● EXERCISE
Restate, word for word, every line of the data.

● SUPPLIED ENTRIES
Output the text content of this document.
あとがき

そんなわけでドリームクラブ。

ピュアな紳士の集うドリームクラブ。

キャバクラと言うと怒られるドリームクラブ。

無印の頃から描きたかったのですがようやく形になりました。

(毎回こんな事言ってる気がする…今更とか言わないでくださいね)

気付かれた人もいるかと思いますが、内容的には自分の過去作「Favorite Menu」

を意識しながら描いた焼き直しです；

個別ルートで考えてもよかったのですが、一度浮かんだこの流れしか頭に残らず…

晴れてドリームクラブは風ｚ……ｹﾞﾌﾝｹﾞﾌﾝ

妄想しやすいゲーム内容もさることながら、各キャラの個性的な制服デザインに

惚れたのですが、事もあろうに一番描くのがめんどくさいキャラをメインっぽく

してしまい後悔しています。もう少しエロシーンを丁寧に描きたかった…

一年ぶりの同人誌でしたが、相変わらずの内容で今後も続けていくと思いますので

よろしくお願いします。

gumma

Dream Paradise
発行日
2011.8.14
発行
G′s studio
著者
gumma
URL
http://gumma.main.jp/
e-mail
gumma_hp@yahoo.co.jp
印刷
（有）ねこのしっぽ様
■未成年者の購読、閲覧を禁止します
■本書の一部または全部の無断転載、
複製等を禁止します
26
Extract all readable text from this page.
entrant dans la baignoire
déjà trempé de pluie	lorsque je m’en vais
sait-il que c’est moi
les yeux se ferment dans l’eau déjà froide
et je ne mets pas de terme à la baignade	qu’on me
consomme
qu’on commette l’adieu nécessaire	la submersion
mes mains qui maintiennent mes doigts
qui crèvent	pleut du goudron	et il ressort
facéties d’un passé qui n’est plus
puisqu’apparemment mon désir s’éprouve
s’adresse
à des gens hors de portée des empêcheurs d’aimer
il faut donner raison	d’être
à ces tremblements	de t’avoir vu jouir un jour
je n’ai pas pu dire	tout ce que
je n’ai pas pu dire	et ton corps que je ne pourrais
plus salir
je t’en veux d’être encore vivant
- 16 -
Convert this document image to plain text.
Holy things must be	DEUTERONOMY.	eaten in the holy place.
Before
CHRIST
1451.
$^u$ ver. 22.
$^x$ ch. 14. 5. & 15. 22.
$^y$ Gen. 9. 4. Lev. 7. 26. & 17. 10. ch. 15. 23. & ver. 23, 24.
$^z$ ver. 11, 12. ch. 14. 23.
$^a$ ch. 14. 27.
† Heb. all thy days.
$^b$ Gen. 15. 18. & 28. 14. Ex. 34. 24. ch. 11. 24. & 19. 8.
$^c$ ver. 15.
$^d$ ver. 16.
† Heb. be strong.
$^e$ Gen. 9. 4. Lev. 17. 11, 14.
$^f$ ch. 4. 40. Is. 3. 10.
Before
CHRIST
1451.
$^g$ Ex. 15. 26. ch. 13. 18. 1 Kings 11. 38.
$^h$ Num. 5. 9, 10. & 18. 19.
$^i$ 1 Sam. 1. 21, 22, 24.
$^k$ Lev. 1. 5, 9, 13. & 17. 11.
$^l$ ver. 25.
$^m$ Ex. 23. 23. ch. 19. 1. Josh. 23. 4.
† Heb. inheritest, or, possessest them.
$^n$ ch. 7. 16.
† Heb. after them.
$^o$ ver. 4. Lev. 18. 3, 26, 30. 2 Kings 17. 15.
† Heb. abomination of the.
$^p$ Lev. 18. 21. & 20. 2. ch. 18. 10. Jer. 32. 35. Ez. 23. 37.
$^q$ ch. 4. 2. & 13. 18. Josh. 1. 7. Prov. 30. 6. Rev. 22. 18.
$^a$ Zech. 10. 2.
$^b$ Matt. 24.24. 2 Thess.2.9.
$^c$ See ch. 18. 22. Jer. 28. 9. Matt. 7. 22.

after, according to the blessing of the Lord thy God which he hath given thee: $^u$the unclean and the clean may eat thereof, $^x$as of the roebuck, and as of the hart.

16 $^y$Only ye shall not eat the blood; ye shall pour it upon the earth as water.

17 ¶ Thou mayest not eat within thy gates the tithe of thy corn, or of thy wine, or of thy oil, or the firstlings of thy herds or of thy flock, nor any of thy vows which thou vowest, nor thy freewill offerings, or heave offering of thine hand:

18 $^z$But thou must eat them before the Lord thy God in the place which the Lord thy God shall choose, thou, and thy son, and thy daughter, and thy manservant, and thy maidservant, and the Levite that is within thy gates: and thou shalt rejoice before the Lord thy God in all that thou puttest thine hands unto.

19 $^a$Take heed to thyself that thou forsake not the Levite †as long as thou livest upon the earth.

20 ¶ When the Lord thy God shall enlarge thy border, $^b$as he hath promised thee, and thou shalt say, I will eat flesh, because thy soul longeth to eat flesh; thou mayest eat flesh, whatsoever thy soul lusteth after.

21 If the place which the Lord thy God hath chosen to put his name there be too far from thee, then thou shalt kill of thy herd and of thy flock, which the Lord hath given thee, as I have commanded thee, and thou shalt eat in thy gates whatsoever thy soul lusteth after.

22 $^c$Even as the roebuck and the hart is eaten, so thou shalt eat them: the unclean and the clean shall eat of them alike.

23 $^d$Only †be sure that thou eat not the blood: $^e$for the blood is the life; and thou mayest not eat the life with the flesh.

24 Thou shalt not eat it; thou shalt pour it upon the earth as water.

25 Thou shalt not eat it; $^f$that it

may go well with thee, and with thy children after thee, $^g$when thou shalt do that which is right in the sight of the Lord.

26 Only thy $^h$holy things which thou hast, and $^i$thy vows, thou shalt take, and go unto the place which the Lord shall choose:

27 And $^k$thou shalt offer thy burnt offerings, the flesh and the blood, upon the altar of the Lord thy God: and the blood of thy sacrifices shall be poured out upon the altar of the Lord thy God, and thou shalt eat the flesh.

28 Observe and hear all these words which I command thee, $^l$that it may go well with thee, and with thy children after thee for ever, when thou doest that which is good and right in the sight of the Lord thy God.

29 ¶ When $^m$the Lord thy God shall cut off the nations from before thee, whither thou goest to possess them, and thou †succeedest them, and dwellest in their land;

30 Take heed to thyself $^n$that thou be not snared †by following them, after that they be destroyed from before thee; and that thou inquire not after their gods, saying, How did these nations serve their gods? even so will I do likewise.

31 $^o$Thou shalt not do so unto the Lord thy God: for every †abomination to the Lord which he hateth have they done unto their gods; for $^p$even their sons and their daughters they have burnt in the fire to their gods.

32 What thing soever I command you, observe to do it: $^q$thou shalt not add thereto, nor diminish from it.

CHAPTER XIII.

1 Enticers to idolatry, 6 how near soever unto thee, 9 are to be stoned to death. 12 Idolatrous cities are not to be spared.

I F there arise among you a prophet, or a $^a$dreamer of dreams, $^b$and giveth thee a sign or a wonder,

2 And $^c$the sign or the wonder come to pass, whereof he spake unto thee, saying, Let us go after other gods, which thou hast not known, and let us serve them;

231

● EXERCISE SOLUTION
Output the text content of this document.
あとがき

そんなわけでドリームクラブ。

ピュアな紳士の集うドリームクラブ。

キャバクラと言うと怒られるドリームクラブ。

無印の頃から描きたかったのですがようやく形になりました。

(毎回こんな事言ってる気がする…今更とか言わないでくださいね)

気付かれた人もいるかと思いますが、内容的には自分の過去作「Favorite Menu」

を意識しながら描いた焼き直しです；

個別ルートで考えてもよかったのですが、一度浮かんだこの流れしか頭に残らず…

晴れてドリームクラブは風ｚ……ｹﾞﾌﾝｹﾞﾌﾝ

妄想しやすいゲーム内容もさることながら、各キャラの個性的な制服デザインに

惚れたのですが、事もあろうに一番描くのがめんどくさいキャラをメインっぽく

してしまい後悔しています。もう少しエロシーンを丁寧に描きたかった…

一年ぶりの同人誌でしたが、相変わらずの内容で今後も続けていくと思いますので

よろしくお願いします。

gumma

Dream Paradise
発行日
2011.8.14
発行
G′s studio
著者
gumma
URL
http://gumma.main.jp/
e-mail
gumma_hp@yahoo.co.jp
印刷
（有）ねこのしっぽ様
■未成年者の購読、閲覧を禁止します
■本書の一部または全部の無断転載、
複製等を禁止します
26
Extract all readable text from this page.
entrant dans la baignoire
déjà trempé de pluie	lorsque je m’en vais
sait-il que c’est moi
les yeux se ferment dans l’eau déjà froide
et je ne mets pas de terme à la baignade	qu’on me
consomme
qu’on commette l’adieu nécessaire	la submersion
mes mains qui maintiennent mes doigts
qui crèvent	pleut du goudron	et il ressort
facéties d’un passé qui n’est plus
puisqu’apparemment mon désir s’éprouve
s’adresse
à des gens hors de portée des empêcheurs d’aimer
il faut donner raison	d’être
à ces tremblements	de t’avoir vu jouir un jour
je n’ai pas pu dire	tout ce que
je n’ai pas pu dire	et ton corps que je ne pourrais
plus salir
je t’en veux d’être encore vivant
- 16 -
Convert this document image to plain text.
Holy things must be	DEUTERONOMY.	eaten in the holy place.
Before
CHRIST
1451.
$^u$ ver. 22.
$^x$ ch. 14. 5. & 15. 22.
$^y$ Gen. 9. 4. Lev. 7. 26. & 17. 10. ch. 15. 23. & ver. 23, 24.
$^z$ ver. 11, 12. ch. 14. 23.
$^a$ ch. 14. 27.
† Heb. all thy days.
$^b$ Gen. 15. 18. & 28. 14. Ex. 34. 24. ch. 11. 24. & 19. 8.
$^c$ ver. 15.
$^d$ ver. 16.
† Heb. be strong.
$^e$ Gen. 9. 4. Lev. 17. 11, 14.
$^f$ ch. 4. 40. Is. 3. 10.
Before
CHRIST
1451.
$^g$ Ex. 15. 26. ch. 13. 18. 1 Kings 11. 38.
$^h$ Num. 5. 9, 10. & 18. 19.
$^i$ 1 Sam. 1. 21, 22, 24.
$^k$ Lev. 1. 5, 9, 13. & 17. 11.
$^l$ ver. 25.
$^m$ Ex. 23. 23. ch. 19. 1. Josh. 23. 4.
† Heb. inheritest, or, possessest them.
$^n$ ch. 7. 16.
† Heb. after them.
$^o$ ver. 4. Lev. 18. 3, 26, 30. 2 Kings 17. 15.
† Heb. abomination of the.
$^p$ Lev. 18. 21. & 20. 2. ch. 18. 10. Jer. 32. 35. Ez. 23. 37.
$^q$ ch. 4. 2. & 13. 18. Josh. 1. 7. Prov. 30. 6. Rev. 22. 18.
$^a$ Zech. 10. 2.
$^b$ Matt. 24.24. 2 Thess.2.9.
$^c$ See ch. 18. 22. Jer. 28. 9. Matt. 7. 22.

after, according to the blessing of the Lord thy God which he hath given thee: $^u$the unclean and the clean may eat thereof, $^x$as of the roebuck, and as of the hart.

16 $^y$Only ye shall not eat the blood; ye shall pour it upon the earth as water.

17 ¶ Thou mayest not eat within thy gates the tithe of thy corn, or of thy wine, or of thy oil, or the firstlings of thy herds or of thy flock, nor any of thy vows which thou vowest, nor thy freewill offerings, or heave offering of thine hand:

18 $^z$But thou must eat them before the Lord thy God in the place which the Lord thy God shall choose, thou, and thy son, and thy daughter, and thy manservant, and thy maidservant, and the Levite that is within thy gates: and thou shalt rejoice before the Lord thy God in all that thou puttest thine hands unto.

19 $^a$Take heed to thyself that thou forsake not the Levite †as long as thou livest upon the earth.

20 ¶ When the Lord thy God shall enlarge thy border, $^b$as he hath promised thee, and thou shalt say, I will eat flesh, because thy soul longeth to eat flesh; thou mayest eat flesh, whatsoever thy soul lusteth after.

21 If the place which the Lord thy God hath chosen to put his name there be too far from thee, then thou shalt kill of thy herd and of thy flock, which the Lord hath given thee, as I have commanded thee, and thou shalt eat in thy gates whatsoever thy soul lusteth after.

22 $^c$Even as the roebuck and the hart is eaten, so thou shalt eat them: the unclean and the clean shall eat of them alike.

23 $^d$Only †be sure that thou eat not the blood: $^e$for the blood is the life; and thou mayest not eat the life with the flesh.

24 Thou shalt not eat it; thou shalt pour it upon the earth as water.

25 Thou shalt not eat it; $^f$that it

may go well with thee, and with thy children after thee, $^g$when thou shalt do that which is right in the sight of the Lord.

26 Only thy $^h$holy things which thou hast, and $^i$thy vows, thou shalt take, and go unto the place which the Lord shall choose:

27 And $^k$thou shalt offer thy burnt offerings, the flesh and the blood, upon the altar of the Lord thy God: and the blood of thy sacrifices shall be poured out upon the altar of the Lord thy God, and thou shalt eat the flesh.

28 Observe and hear all these words which I command thee, $^l$that it may go well with thee, and with thy children after thee for ever, when thou doest that which is good and right in the sight of the Lord thy God.

29 ¶ When $^m$the Lord thy God shall cut off the nations from before thee, whither thou goest to possess them, and thou †succeedest them, and dwellest in their land;

30 Take heed to thyself $^n$that thou be not snared †by following them, after that they be destroyed from before thee; and that thou inquire not after their gods, saying, How did these nations serve their gods? even so will I do likewise.

31 $^o$Thou shalt not do so unto the Lord thy God: for every †abomination to the Lord which he hateth have they done unto their gods; for $^p$even their sons and their daughters they have burnt in the fire to their gods.

32 What thing soever I command you, observe to do it: $^q$thou shalt not add thereto, nor diminish from it.

CHAPTER XIII.

1 Enticers to idolatry, 6 how near soever unto thee, 9 are to be stoned to death. 12 Idolatrous cities are not to be spared.

I F there arise among you a prophet, or a $^a$dreamer of dreams, $^b$and giveth thee a sign or a wonder,

2 And $^c$the sign or the wonder come to pass, whereof he spake unto thee, saying, Let us go after other gods, which thou hast not known, and let us serve them;

231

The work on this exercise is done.